Task to carry out:
Which lines in the records below contain the word "title"? Copy each of them.

Dataset rows:
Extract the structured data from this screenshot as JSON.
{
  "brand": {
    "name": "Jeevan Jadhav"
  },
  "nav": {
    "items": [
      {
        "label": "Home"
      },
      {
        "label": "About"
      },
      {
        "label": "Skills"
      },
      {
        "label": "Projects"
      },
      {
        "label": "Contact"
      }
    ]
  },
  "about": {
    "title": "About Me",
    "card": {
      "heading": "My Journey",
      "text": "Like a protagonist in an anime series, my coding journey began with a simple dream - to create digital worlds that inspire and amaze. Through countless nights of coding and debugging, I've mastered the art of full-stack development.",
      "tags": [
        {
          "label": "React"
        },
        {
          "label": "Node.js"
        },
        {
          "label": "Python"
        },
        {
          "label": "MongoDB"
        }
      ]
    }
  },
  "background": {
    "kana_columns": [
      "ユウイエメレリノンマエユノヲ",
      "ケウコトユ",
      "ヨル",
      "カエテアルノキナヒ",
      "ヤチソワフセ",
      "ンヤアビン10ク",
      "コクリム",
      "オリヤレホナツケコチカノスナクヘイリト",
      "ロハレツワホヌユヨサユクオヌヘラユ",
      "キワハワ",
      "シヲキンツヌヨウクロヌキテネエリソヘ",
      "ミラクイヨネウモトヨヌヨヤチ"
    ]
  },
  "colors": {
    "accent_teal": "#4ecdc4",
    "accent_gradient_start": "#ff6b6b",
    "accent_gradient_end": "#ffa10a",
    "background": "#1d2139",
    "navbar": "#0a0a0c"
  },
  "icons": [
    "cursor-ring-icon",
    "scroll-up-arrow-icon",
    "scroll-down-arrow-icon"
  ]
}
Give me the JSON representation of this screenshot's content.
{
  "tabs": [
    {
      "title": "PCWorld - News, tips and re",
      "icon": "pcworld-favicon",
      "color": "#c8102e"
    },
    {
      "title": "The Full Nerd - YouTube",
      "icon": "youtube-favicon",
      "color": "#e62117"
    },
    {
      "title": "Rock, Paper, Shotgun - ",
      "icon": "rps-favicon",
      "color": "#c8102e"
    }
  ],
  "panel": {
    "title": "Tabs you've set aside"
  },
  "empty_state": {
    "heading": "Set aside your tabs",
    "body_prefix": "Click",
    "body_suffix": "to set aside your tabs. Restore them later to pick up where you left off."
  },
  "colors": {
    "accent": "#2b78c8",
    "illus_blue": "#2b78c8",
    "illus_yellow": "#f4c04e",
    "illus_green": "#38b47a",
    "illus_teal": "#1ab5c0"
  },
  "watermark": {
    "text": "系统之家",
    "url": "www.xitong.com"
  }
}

Solution:
    "title": "About Me",
      "title": "PCWorld - News, tips and re",
      "title": "The Full Nerd - YouTube",
      "title": "Rock, Paper, Shotgun - ",
    "title": "Tabs you've set aside"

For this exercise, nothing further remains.